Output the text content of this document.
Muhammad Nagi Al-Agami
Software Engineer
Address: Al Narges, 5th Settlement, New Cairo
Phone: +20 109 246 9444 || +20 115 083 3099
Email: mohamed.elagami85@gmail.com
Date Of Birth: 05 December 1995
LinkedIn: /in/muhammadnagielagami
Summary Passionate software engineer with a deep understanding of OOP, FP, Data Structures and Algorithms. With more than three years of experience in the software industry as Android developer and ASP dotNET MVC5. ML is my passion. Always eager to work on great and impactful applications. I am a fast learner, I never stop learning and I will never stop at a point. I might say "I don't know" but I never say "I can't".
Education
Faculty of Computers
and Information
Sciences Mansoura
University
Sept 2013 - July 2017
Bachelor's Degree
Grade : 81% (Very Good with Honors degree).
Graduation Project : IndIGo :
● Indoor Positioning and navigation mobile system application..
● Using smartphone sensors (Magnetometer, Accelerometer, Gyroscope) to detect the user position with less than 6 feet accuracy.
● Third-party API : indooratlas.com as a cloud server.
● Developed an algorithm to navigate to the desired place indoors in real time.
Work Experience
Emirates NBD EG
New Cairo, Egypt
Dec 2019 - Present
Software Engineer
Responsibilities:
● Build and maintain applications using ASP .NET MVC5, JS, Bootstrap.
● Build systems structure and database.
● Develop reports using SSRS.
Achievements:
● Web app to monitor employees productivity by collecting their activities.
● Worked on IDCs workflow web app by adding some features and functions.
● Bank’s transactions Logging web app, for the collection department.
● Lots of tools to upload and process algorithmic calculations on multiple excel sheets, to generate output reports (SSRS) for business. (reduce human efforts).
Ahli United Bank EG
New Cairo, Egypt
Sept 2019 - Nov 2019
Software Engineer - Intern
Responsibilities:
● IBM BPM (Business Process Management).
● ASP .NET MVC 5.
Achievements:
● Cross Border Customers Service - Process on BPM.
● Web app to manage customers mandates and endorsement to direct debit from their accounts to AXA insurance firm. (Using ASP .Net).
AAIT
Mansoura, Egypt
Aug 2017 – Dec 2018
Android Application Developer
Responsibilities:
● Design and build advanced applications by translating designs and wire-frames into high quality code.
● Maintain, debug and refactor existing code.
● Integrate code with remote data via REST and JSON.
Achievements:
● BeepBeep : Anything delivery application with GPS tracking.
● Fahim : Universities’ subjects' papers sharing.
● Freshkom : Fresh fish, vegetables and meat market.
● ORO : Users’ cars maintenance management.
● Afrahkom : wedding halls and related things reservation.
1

+++

● **REQUIRED WORK**: Would you write down every record again, exactly?

● **SOLVED EXERCISE**:
Output the text content of this document.
Muhammad Nagi Al-Agami
Software Engineer
Address: Al Narges, 5th Settlement, New Cairo
Phone: +20 109 246 9444 || +20 115 083 3099
Email: mohamed.elagami85@gmail.com
Date Of Birth: 05 December 1995
LinkedIn: /in/muhammadnagielagami
Summary Passionate software engineer with a deep understanding of OOP, FP, Data Structures and Algorithms. With more than three years of experience in the software industry as Android developer and ASP dotNET MVC5. ML is my passion. Always eager to work on great and impactful applications. I am a fast learner, I never stop learning and I will never stop at a point. I might say "I don't know" but I never say "I can't".
Education
Faculty of Computers
and Information
Sciences Mansoura
University
Sept 2013 - July 2017
Bachelor's Degree
Grade : 81% (Very Good with Honors degree).
Graduation Project : IndIGo :
● Indoor Positioning and navigation mobile system application..
● Using smartphone sensors (Magnetometer, Accelerometer, Gyroscope) to detect the user position with less than 6 feet accuracy.
● Third-party API : indooratlas.com as a cloud server.
● Developed an algorithm to navigate to the desired place indoors in real time.
Work Experience
Emirates NBD EG
New Cairo, Egypt
Dec 2019 - Present
Software Engineer
Responsibilities:
● Build and maintain applications using ASP .NET MVC5, JS, Bootstrap.
● Build systems structure and database.
● Develop reports using SSRS.
Achievements:
● Web app to monitor employees productivity by collecting their activities.
● Worked on IDCs workflow web app by adding some features and functions.
● Bank’s transactions Logging web app, for the collection department.
● Lots of tools to upload and process algorithmic calculations on multiple excel sheets, to generate output reports (SSRS) for business. (reduce human efforts).
Ahli United Bank EG
New Cairo, Egypt
Sept 2019 - Nov 2019
Software Engineer - Intern
Responsibilities:
● IBM BPM (Business Process Management).
● ASP .NET MVC 5.
Achievements:
● Cross Border Customers Service - Process on BPM.
● Web app to manage customers mandates and endorsement to direct debit from their accounts to AXA insurance firm. (Using ASP .Net).
AAIT
Mansoura, Egypt
Aug 2017 – Dec 2018
Android Application Developer
Responsibilities:
● Design and build advanced applications by translating designs and wire-frames into high quality code.
● Maintain, debug and refactor existing code.
● Integrate code with remote data via REST and JSON.
Achievements:
● BeepBeep : Anything delivery application with GPS tracking.
● Fahim : Universities’ subjects' papers sharing.
● Freshkom : Fresh fish, vegetables and meat market.
● ORO : Users’ cars maintenance management.
● Afrahkom : wedding halls and related things reservation.
1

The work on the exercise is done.